EXERCISE PROMPT - Restate the whole of the material. Keep every word, and drop the pictures.

* start AVAILABLE RECORDS *

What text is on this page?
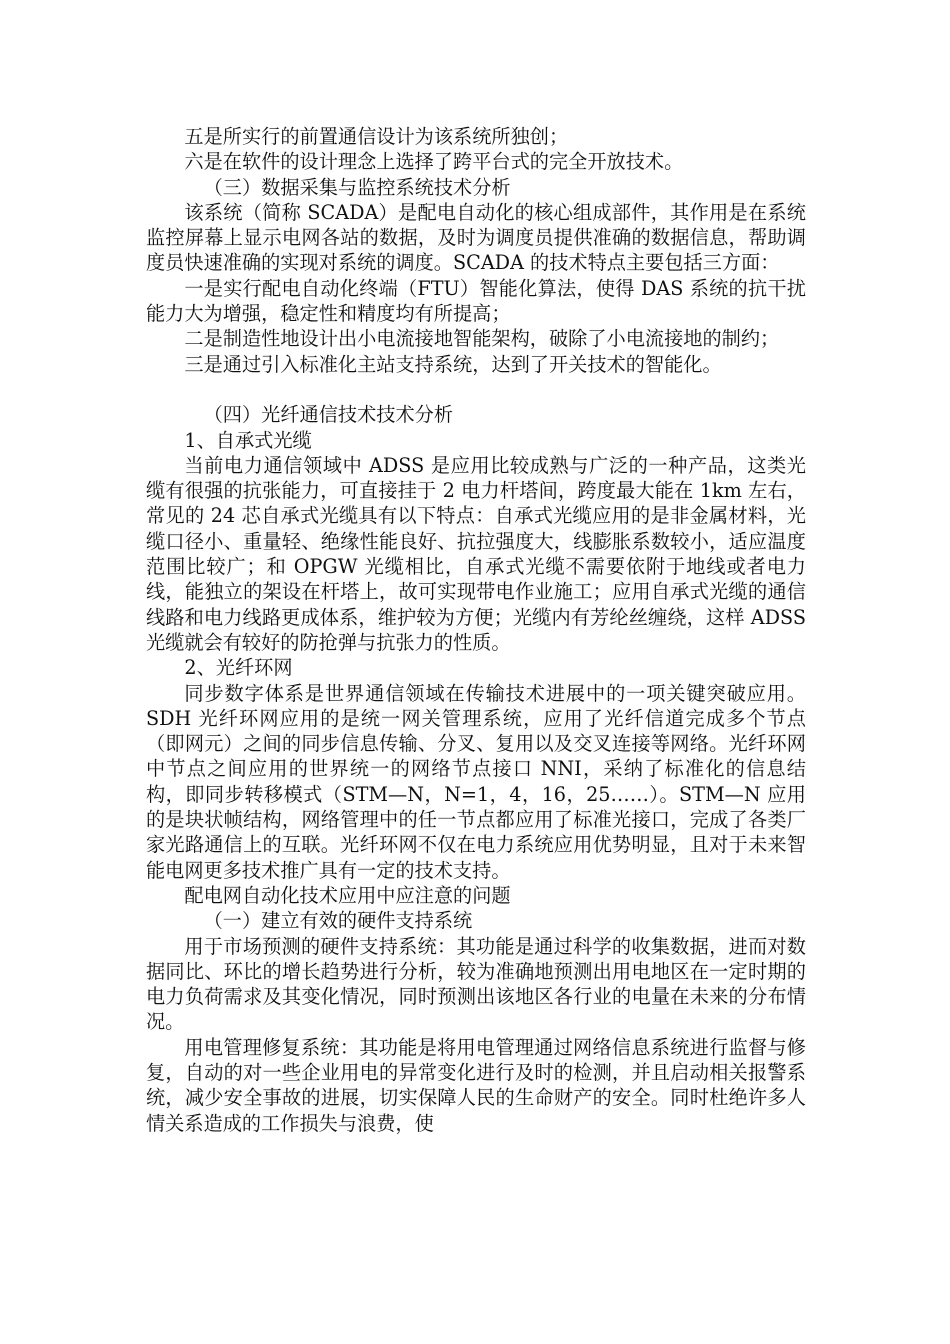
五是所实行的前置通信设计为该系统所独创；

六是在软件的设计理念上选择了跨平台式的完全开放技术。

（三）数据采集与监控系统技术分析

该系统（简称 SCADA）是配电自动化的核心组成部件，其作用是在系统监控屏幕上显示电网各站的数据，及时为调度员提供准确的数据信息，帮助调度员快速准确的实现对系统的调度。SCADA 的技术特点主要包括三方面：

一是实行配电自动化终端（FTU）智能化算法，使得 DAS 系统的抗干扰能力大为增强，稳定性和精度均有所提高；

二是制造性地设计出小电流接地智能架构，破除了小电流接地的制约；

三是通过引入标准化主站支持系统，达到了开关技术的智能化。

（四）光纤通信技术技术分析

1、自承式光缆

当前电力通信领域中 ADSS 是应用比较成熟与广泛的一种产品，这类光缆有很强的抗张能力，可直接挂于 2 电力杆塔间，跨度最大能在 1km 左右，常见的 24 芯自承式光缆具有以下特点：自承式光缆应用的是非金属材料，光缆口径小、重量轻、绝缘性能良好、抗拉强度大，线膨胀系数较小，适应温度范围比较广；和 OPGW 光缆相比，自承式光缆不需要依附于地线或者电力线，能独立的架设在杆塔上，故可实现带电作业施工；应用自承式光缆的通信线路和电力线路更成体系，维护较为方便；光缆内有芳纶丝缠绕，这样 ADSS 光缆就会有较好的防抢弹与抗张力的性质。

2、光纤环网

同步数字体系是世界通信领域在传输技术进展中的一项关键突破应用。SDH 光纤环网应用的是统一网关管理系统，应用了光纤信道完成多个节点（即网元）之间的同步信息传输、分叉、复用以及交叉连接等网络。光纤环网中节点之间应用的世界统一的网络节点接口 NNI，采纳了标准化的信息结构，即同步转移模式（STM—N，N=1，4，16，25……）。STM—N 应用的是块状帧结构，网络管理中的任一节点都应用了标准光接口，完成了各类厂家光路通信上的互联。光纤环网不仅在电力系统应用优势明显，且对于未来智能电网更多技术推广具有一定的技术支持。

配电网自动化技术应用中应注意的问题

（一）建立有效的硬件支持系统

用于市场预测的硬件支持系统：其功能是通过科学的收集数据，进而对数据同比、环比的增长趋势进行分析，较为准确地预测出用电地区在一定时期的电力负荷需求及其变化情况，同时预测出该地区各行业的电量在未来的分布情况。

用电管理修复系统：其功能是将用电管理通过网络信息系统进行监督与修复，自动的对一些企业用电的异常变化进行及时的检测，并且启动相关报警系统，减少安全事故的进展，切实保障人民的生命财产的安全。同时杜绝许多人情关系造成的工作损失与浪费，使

* end AVAILABLE RECORDS *

REPLY -
What text is on this page?
五是所实行的前置通信设计为该系统所独创；

六是在软件的设计理念上选择了跨平台式的完全开放技术。

（三）数据采集与监控系统技术分析

该系统（简称 SCADA）是配电自动化的核心组成部件，其作用是在系统监控屏幕上显示电网各站的数据，及时为调度员提供准确的数据信息，帮助调度员快速准确的实现对系统的调度。SCADA 的技术特点主要包括三方面：

一是实行配电自动化终端（FTU）智能化算法，使得 DAS 系统的抗干扰能力大为增强，稳定性和精度均有所提高；

二是制造性地设计出小电流接地智能架构，破除了小电流接地的制约；

三是通过引入标准化主站支持系统，达到了开关技术的智能化。

（四）光纤通信技术技术分析

1、自承式光缆

当前电力通信领域中 ADSS 是应用比较成熟与广泛的一种产品，这类光缆有很强的抗张能力，可直接挂于 2 电力杆塔间，跨度最大能在 1km 左右，常见的 24 芯自承式光缆具有以下特点：自承式光缆应用的是非金属材料，光缆口径小、重量轻、绝缘性能良好、抗拉强度大，线膨胀系数较小，适应温度范围比较广；和 OPGW 光缆相比，自承式光缆不需要依附于地线或者电力线，能独立的架设在杆塔上，故可实现带电作业施工；应用自承式光缆的通信线路和电力线路更成体系，维护较为方便；光缆内有芳纶丝缠绕，这样 ADSS 光缆就会有较好的防抢弹与抗张力的性质。

2、光纤环网

同步数字体系是世界通信领域在传输技术进展中的一项关键突破应用。SDH 光纤环网应用的是统一网关管理系统，应用了光纤信道完成多个节点（即网元）之间的同步信息传输、分叉、复用以及交叉连接等网络。光纤环网中节点之间应用的世界统一的网络节点接口 NNI，采纳了标准化的信息结构，即同步转移模式（STM—N，N=1，4，16，25……）。STM—N 应用的是块状帧结构，网络管理中的任一节点都应用了标准光接口，完成了各类厂家光路通信上的互联。光纤环网不仅在电力系统应用优势明显，且对于未来智能电网更多技术推广具有一定的技术支持。

配电网自动化技术应用中应注意的问题

（一）建立有效的硬件支持系统

用于市场预测的硬件支持系统：其功能是通过科学的收集数据，进而对数据同比、环比的增长趋势进行分析，较为准确地预测出用电地区在一定时期的电力负荷需求及其变化情况，同时预测出该地区各行业的电量在未来的分布情况。

用电管理修复系统：其功能是将用电管理通过网络信息系统进行监督与修复，自动的对一些企业用电的异常变化进行及时的检测，并且启动相关报警系统，减少安全事故的进展，切实保障人民的生命财产的安全。同时杜绝许多人情关系造成的工作损失与浪费，使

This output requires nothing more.